■ SHORT EXERCISE ■
Count the lines in the records below that contain the word "label", and reply with only that number.

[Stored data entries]
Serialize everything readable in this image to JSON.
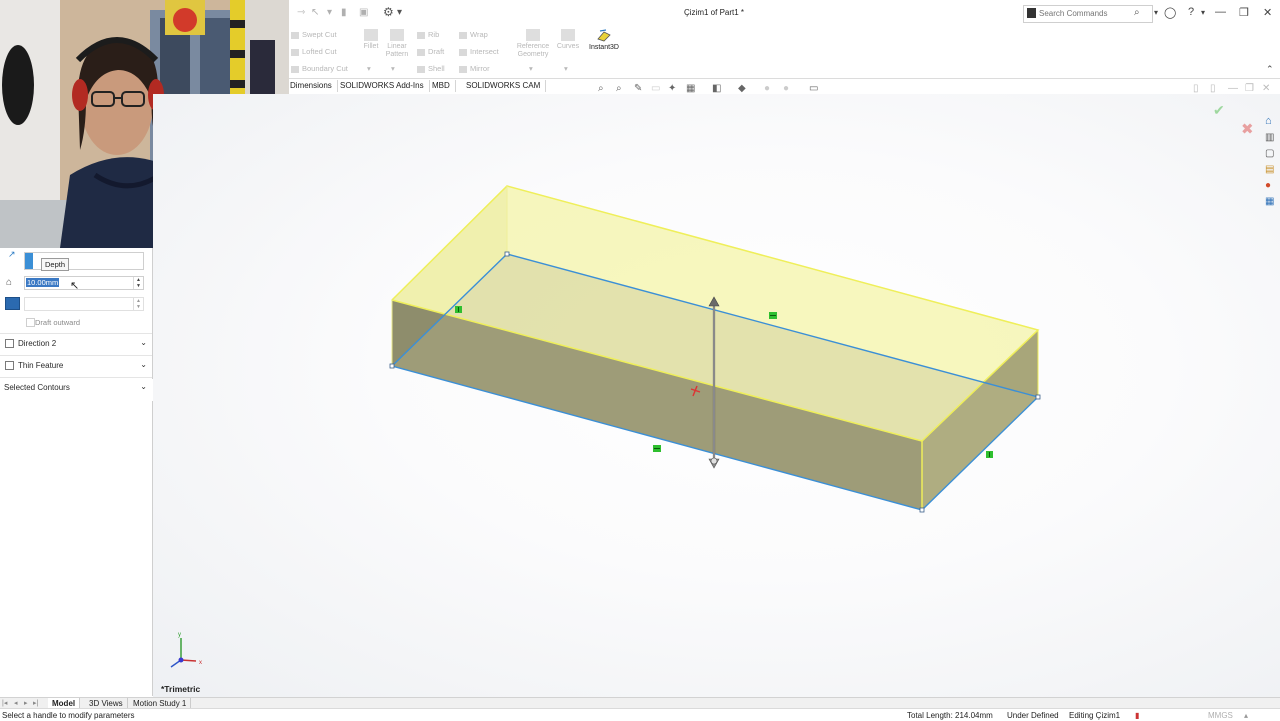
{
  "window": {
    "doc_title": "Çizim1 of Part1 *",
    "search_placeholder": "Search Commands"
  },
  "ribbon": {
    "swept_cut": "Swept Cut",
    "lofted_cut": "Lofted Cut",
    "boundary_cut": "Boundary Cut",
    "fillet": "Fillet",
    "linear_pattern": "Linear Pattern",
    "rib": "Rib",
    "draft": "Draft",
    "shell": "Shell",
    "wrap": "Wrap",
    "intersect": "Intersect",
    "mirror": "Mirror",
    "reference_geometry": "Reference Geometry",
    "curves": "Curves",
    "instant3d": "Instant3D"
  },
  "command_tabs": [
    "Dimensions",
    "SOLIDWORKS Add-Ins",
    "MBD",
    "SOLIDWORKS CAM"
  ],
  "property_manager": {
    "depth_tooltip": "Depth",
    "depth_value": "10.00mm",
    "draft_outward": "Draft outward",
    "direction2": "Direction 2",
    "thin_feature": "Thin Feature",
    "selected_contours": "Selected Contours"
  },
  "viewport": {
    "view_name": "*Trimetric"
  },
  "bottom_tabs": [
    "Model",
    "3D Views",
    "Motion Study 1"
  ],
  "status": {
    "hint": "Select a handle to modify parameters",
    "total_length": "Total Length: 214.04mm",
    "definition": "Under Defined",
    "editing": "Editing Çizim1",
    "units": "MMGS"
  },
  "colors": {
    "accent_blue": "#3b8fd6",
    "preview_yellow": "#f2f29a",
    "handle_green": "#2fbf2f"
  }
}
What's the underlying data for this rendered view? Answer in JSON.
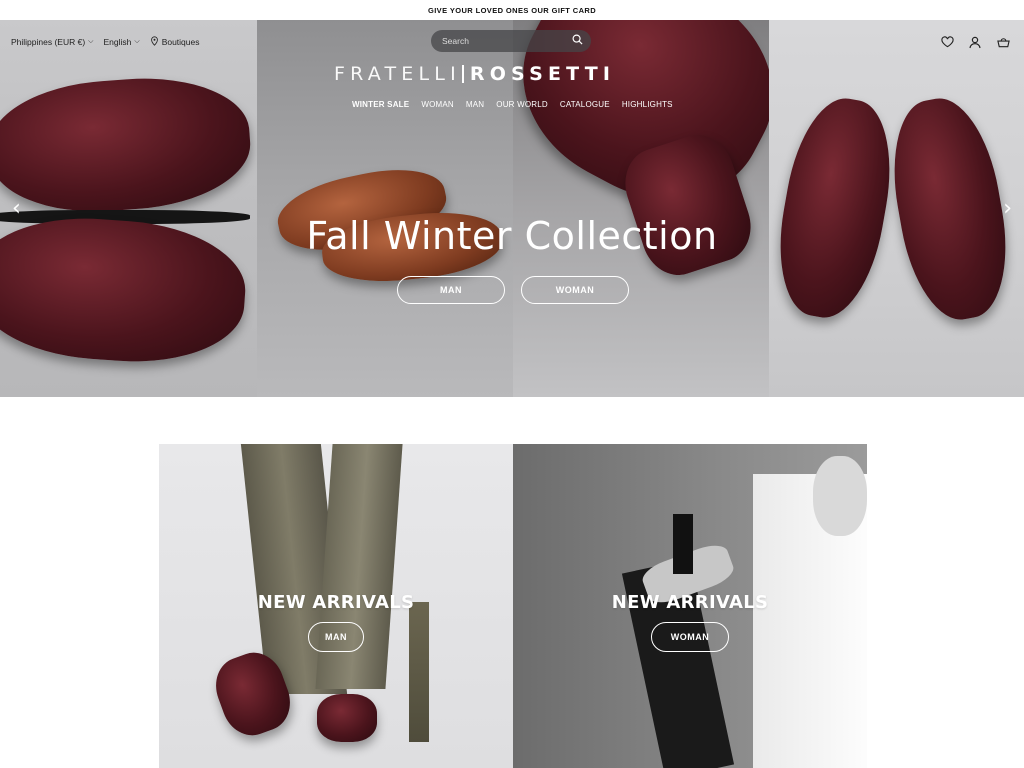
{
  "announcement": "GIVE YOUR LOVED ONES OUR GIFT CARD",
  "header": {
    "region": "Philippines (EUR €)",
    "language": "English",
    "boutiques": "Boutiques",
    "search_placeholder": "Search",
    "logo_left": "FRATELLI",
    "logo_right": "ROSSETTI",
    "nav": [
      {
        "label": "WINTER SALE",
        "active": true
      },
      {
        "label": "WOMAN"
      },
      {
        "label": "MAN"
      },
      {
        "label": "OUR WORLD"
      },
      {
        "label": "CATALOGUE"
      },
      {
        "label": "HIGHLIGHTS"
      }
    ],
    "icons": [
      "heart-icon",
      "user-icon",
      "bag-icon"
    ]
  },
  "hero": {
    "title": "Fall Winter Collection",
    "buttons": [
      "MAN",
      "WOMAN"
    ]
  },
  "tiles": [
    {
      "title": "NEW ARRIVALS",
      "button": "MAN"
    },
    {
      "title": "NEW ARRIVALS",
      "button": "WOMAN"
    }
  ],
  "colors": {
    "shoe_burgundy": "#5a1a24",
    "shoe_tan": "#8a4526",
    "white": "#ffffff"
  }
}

■ IN RESPONSE ■
6